Entries from a dataset
════════════════════

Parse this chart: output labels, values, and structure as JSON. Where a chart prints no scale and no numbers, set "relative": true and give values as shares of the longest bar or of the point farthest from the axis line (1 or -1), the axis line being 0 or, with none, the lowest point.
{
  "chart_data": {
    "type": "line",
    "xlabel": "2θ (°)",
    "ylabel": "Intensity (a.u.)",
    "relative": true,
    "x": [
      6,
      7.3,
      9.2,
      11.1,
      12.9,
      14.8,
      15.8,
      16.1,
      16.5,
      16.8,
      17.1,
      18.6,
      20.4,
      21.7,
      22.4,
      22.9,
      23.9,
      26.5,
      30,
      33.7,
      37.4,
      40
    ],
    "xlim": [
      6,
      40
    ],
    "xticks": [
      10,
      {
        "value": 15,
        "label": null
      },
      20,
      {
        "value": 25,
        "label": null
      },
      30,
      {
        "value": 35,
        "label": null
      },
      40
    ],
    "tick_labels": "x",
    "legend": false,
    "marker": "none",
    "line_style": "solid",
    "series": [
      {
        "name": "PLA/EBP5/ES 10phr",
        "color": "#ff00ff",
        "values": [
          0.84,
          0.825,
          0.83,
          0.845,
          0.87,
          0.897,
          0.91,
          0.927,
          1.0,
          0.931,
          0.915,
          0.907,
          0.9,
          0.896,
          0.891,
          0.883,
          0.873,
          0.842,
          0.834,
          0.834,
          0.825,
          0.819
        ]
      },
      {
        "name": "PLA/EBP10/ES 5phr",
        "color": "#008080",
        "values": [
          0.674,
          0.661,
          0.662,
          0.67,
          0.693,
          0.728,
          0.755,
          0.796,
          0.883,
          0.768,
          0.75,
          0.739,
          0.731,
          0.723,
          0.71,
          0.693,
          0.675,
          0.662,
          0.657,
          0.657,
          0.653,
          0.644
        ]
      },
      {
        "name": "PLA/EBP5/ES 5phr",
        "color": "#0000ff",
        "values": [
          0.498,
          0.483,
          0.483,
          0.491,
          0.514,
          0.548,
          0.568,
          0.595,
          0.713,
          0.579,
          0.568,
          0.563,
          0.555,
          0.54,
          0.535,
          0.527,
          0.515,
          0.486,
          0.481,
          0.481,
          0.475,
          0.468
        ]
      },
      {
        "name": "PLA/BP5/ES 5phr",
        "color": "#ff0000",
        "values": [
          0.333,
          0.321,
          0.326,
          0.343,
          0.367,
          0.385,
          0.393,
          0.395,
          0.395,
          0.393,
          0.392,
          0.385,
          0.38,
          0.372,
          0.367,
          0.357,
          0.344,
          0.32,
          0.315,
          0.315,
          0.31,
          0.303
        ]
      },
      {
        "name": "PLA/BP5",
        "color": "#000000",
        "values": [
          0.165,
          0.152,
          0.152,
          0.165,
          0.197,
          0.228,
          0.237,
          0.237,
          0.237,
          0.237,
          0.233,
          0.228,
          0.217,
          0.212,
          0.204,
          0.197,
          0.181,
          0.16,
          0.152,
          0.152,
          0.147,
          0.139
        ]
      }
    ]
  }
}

════════════════════

Written request – Reproduce all of the records exactly.

Output for this exercise –
Parse this chart: output labels, values, and structure as JSON. Where a chart prints no scale and no numbers, set "relative": true and give values as shares of the longest bar or of the point farthest from the axis line (1 or -1), the axis line being 0 or, with none, the lowest point.
{
  "chart_data": {
    "type": "line",
    "xlabel": "2θ (°)",
    "ylabel": "Intensity (a.u.)",
    "relative": true,
    "x": [
      6,
      7.3,
      9.2,
      11.1,
      12.9,
      14.8,
      15.8,
      16.1,
      16.5,
      16.8,
      17.1,
      18.6,
      20.4,
      21.7,
      22.4,
      22.9,
      23.9,
      26.5,
      30,
      33.7,
      37.4,
      40
    ],
    "xlim": [
      6,
      40
    ],
    "xticks": [
      10,
      {
        "value": 15,
        "label": null
      },
      20,
      {
        "value": 25,
        "label": null
      },
      30,
      {
        "value": 35,
        "label": null
      },
      40
    ],
    "tick_labels": "x",
    "legend": false,
    "marker": "none",
    "line_style": "solid",
    "series": [
      {
        "name": "PLA/EBP5/ES 10phr",
        "color": "#ff00ff",
        "values": [
          0.84,
          0.825,
          0.83,
          0.845,
          0.87,
          0.897,
          0.91,
          0.927,
          1.0,
          0.931,
          0.915,
          0.907,
          0.9,
          0.896,
          0.891,
          0.883,
          0.873,
          0.842,
          0.834,
          0.834,
          0.825,
          0.819
        ]
      },
      {
        "name": "PLA/EBP10/ES 5phr",
        "color": "#008080",
        "values": [
          0.674,
          0.661,
          0.662,
          0.67,
          0.693,
          0.728,
          0.755,
          0.796,
          0.883,
          0.768,
          0.75,
          0.739,
          0.731,
          0.723,
          0.71,
          0.693,
          0.675,
          0.662,
          0.657,
          0.657,
          0.653,
          0.644
        ]
      },
      {
        "name": "PLA/EBP5/ES 5phr",
        "color": "#0000ff",
        "values": [
          0.498,
          0.483,
          0.483,
          0.491,
          0.514,
          0.548,
          0.568,
          0.595,
          0.713,
          0.579,
          0.568,
          0.563,
          0.555,
          0.54,
          0.535,
          0.527,
          0.515,
          0.486,
          0.481,
          0.481,
          0.475,
          0.468
        ]
      },
      {
        "name": "PLA/BP5/ES 5phr",
        "color": "#ff0000",
        "values": [
          0.333,
          0.321,
          0.326,
          0.343,
          0.367,
          0.385,
          0.393,
          0.395,
          0.395,
          0.393,
          0.392,
          0.385,
          0.38,
          0.372,
          0.367,
          0.357,
          0.344,
          0.32,
          0.315,
          0.315,
          0.31,
          0.303
        ]
      },
      {
        "name": "PLA/BP5",
        "color": "#000000",
        "values": [
          0.165,
          0.152,
          0.152,
          0.165,
          0.197,
          0.228,
          0.237,
          0.237,
          0.237,
          0.237,
          0.233,
          0.228,
          0.217,
          0.212,
          0.204,
          0.197,
          0.181,
          0.16,
          0.152,
          0.152,
          0.147,
          0.139
        ]
      }
    ]
  }
}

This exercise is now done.